* **What is asked**
Give every line from the entries that contains "Requirements".

* **Input data**
>>>>
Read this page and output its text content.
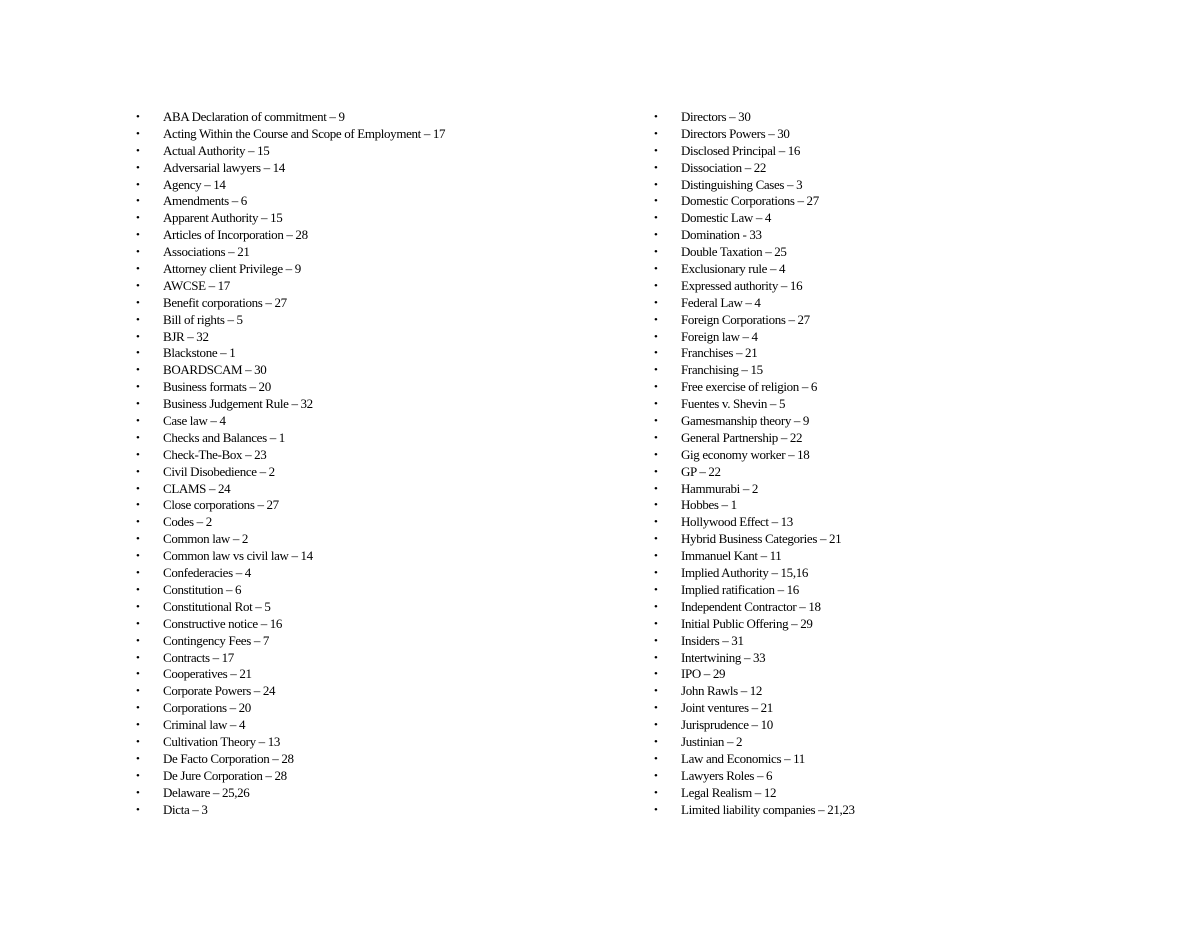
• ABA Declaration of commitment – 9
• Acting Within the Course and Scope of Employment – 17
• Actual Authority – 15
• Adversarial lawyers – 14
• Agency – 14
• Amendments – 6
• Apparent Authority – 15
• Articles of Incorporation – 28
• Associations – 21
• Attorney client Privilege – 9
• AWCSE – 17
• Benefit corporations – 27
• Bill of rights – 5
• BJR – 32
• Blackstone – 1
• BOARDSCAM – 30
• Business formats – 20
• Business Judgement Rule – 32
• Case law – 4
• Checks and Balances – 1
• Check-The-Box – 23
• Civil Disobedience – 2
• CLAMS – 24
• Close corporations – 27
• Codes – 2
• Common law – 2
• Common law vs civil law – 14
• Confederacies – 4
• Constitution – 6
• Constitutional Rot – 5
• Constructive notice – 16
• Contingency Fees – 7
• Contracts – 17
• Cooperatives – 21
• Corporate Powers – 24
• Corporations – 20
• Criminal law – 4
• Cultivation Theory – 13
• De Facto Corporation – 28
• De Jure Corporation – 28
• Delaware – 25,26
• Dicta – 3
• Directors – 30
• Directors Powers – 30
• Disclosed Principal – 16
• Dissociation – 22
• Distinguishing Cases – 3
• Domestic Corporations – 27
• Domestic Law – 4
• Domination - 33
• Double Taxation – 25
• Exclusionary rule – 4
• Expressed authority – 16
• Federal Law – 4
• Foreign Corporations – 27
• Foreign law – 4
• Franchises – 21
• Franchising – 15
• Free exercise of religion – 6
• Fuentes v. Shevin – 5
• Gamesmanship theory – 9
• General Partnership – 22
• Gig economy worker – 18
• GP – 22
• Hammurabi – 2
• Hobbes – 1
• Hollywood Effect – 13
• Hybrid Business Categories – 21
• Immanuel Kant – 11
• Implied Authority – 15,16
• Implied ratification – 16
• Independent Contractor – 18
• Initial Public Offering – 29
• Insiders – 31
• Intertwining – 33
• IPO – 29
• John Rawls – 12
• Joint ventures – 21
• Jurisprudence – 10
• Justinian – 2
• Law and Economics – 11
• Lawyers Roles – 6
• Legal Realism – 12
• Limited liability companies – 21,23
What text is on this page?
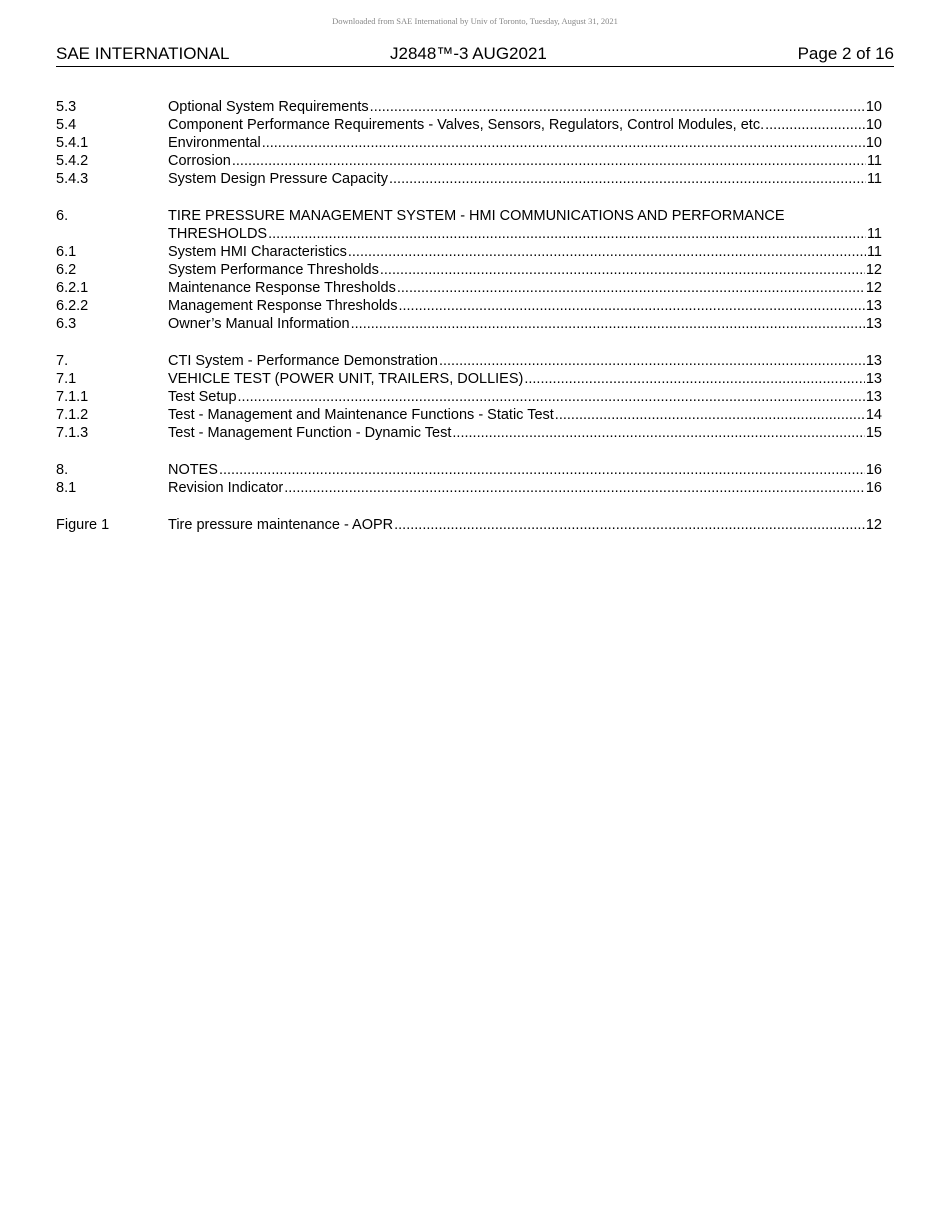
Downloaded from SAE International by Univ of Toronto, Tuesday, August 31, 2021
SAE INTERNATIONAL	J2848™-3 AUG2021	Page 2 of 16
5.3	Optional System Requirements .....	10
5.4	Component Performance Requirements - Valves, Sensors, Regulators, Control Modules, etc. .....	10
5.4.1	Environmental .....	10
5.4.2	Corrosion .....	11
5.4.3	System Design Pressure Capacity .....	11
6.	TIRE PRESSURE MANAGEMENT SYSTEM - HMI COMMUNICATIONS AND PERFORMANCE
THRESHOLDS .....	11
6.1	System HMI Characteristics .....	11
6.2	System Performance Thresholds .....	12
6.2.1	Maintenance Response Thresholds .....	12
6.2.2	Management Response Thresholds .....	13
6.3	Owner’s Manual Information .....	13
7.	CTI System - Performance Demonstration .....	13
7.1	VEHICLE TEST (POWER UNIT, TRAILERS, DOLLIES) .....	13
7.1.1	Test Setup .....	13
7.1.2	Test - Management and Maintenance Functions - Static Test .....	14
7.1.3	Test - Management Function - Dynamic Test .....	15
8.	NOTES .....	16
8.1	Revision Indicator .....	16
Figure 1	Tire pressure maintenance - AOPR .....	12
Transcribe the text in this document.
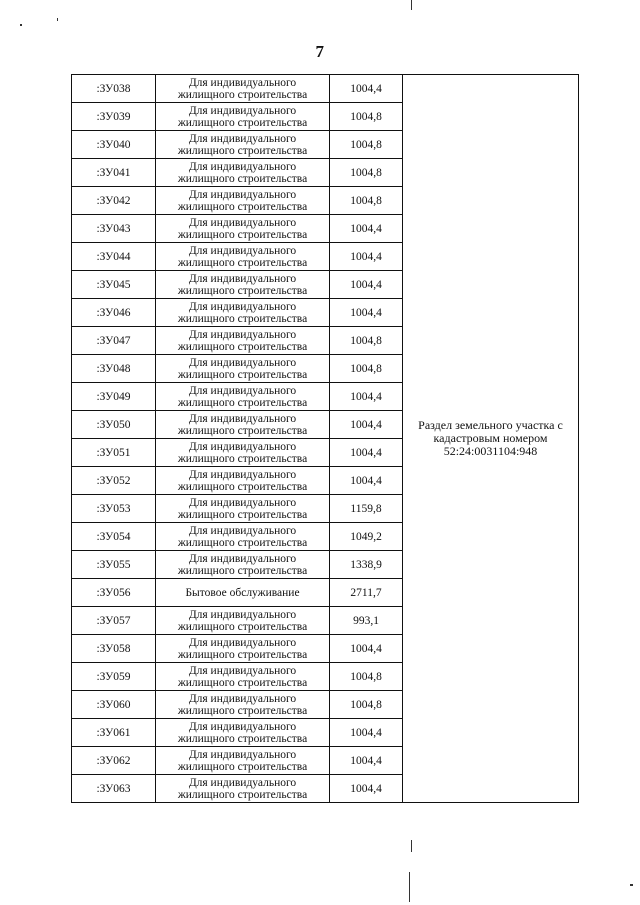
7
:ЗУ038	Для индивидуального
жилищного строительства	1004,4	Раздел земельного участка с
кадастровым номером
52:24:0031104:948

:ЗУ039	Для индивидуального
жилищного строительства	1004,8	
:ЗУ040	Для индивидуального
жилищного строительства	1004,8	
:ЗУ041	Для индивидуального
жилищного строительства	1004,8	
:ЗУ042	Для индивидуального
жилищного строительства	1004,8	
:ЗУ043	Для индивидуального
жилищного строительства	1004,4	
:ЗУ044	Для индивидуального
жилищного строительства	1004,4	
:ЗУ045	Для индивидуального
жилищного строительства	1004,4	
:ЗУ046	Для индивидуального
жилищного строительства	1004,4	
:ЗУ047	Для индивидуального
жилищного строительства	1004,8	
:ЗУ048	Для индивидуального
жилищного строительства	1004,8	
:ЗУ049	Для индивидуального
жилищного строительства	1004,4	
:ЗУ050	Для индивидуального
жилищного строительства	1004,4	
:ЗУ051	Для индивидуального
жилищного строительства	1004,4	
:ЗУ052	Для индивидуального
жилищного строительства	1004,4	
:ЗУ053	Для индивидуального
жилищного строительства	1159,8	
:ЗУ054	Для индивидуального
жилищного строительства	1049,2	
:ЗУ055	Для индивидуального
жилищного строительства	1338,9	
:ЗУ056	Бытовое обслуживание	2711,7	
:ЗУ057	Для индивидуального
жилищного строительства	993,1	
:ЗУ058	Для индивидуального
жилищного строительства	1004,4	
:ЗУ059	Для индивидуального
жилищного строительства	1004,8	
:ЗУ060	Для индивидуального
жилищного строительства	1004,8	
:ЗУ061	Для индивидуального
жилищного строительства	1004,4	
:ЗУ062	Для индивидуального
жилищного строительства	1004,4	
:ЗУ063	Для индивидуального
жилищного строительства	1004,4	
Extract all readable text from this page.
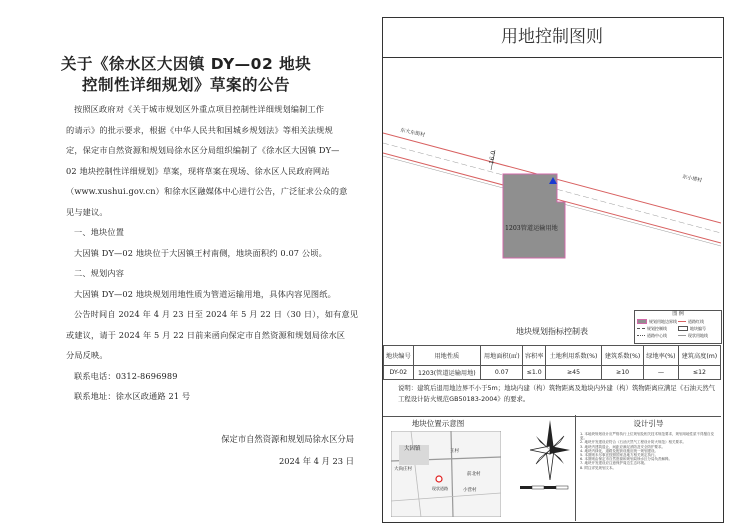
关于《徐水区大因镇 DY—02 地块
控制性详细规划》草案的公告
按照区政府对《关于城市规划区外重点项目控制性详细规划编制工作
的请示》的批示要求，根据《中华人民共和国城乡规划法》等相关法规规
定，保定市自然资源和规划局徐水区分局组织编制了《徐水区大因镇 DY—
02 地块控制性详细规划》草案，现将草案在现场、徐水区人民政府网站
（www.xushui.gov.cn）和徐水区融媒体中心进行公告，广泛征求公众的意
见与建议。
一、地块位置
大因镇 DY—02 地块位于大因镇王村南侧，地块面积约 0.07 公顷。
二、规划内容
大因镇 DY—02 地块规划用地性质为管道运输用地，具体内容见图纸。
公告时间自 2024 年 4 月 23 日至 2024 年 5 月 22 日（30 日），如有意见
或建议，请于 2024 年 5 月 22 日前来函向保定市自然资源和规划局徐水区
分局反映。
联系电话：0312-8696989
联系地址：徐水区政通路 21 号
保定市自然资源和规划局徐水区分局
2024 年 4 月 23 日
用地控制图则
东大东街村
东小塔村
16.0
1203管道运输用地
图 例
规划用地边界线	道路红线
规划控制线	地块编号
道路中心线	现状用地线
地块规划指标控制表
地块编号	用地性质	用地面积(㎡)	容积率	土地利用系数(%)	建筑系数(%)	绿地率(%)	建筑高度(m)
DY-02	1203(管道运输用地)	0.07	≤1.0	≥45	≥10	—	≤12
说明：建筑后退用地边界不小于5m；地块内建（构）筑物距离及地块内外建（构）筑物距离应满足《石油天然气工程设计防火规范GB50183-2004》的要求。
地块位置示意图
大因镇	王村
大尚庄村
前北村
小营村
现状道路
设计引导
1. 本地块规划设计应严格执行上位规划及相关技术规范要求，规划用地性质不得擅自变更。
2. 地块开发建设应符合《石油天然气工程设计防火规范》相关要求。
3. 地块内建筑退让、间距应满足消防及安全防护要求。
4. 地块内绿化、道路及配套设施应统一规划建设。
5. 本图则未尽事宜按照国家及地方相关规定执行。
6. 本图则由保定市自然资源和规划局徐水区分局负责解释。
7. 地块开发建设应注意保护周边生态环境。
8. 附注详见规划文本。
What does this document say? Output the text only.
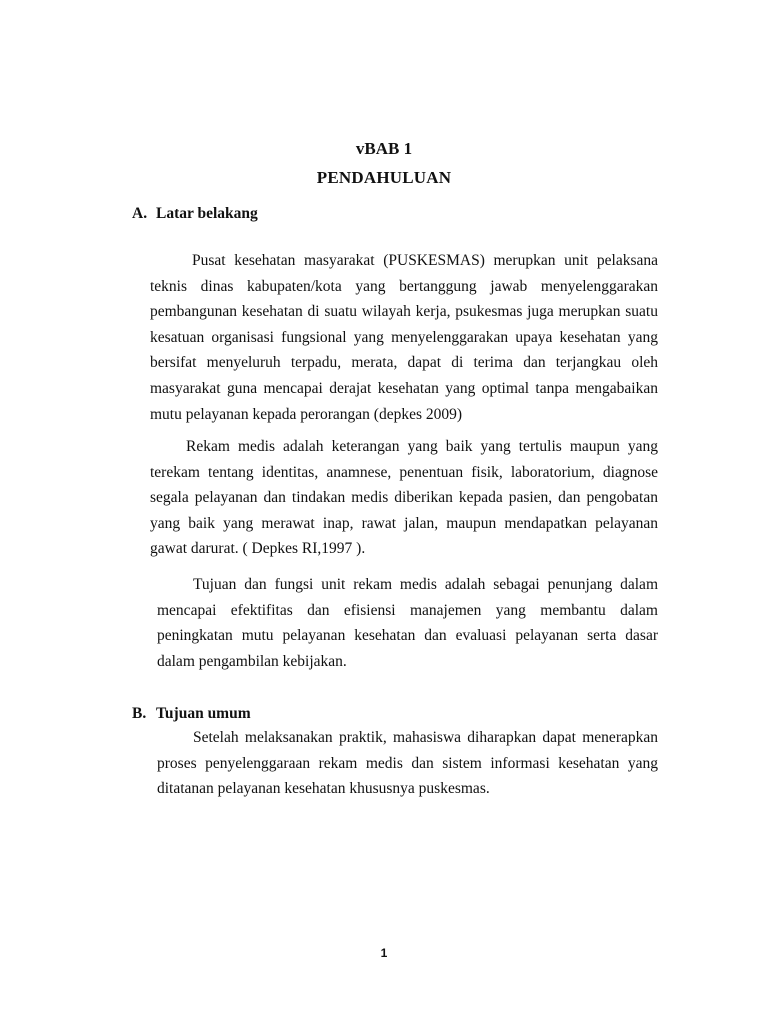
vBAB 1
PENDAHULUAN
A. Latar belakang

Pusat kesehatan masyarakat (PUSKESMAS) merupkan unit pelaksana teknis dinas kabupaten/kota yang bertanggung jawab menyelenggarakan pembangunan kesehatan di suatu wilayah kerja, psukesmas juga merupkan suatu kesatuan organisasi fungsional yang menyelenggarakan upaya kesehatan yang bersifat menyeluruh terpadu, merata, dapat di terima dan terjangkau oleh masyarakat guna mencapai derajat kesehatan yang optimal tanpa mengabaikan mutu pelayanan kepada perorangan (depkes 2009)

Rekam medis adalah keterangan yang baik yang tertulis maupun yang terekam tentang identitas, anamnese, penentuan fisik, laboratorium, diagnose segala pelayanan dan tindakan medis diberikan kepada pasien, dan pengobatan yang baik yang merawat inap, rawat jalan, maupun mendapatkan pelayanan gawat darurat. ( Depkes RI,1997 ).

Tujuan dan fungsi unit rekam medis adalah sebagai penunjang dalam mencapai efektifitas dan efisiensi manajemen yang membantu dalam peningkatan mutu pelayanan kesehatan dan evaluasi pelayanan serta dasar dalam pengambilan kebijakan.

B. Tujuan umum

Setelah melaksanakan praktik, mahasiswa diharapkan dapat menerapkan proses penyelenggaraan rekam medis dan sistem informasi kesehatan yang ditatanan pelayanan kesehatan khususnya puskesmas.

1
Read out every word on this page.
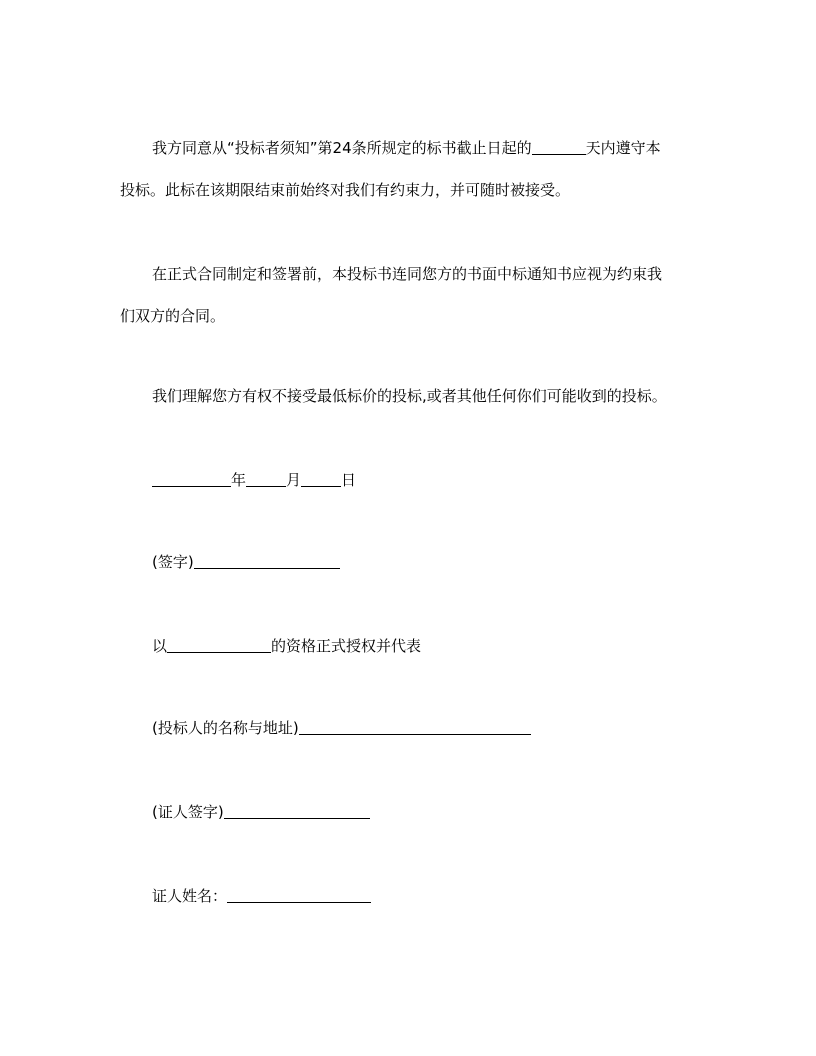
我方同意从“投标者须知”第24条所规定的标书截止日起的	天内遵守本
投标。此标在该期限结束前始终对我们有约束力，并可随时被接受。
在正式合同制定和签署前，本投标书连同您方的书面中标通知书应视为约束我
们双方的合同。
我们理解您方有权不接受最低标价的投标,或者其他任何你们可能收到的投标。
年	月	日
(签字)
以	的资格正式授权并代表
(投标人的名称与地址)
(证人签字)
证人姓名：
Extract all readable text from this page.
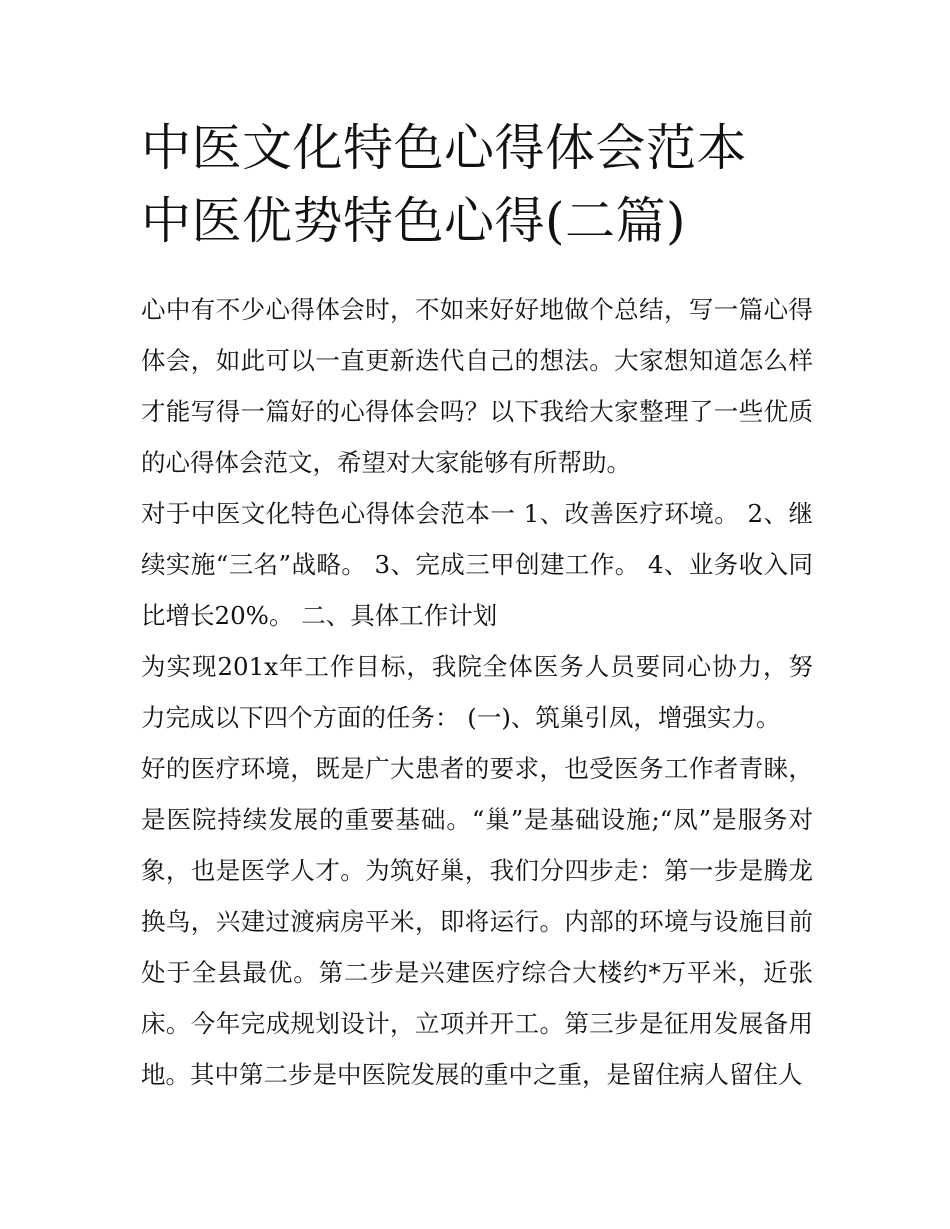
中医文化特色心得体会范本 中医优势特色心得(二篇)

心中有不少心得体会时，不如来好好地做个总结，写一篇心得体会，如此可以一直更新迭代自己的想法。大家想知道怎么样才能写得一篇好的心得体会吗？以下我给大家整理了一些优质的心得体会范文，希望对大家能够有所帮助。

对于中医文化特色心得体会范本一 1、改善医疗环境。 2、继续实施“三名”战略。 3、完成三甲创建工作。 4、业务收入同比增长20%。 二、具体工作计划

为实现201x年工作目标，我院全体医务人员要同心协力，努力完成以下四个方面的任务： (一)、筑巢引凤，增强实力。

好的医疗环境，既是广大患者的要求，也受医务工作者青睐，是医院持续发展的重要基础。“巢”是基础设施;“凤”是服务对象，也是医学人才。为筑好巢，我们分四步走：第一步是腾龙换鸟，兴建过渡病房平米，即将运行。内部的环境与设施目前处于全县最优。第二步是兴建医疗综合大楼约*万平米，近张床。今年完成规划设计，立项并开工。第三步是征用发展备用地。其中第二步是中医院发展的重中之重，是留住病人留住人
<<<<
* **Task response**
5.3	Optional System Requirements .....	10
5.4	Component Performance Requirements - Valves, Sensors, Regulators, Control Modules, etc. .....	10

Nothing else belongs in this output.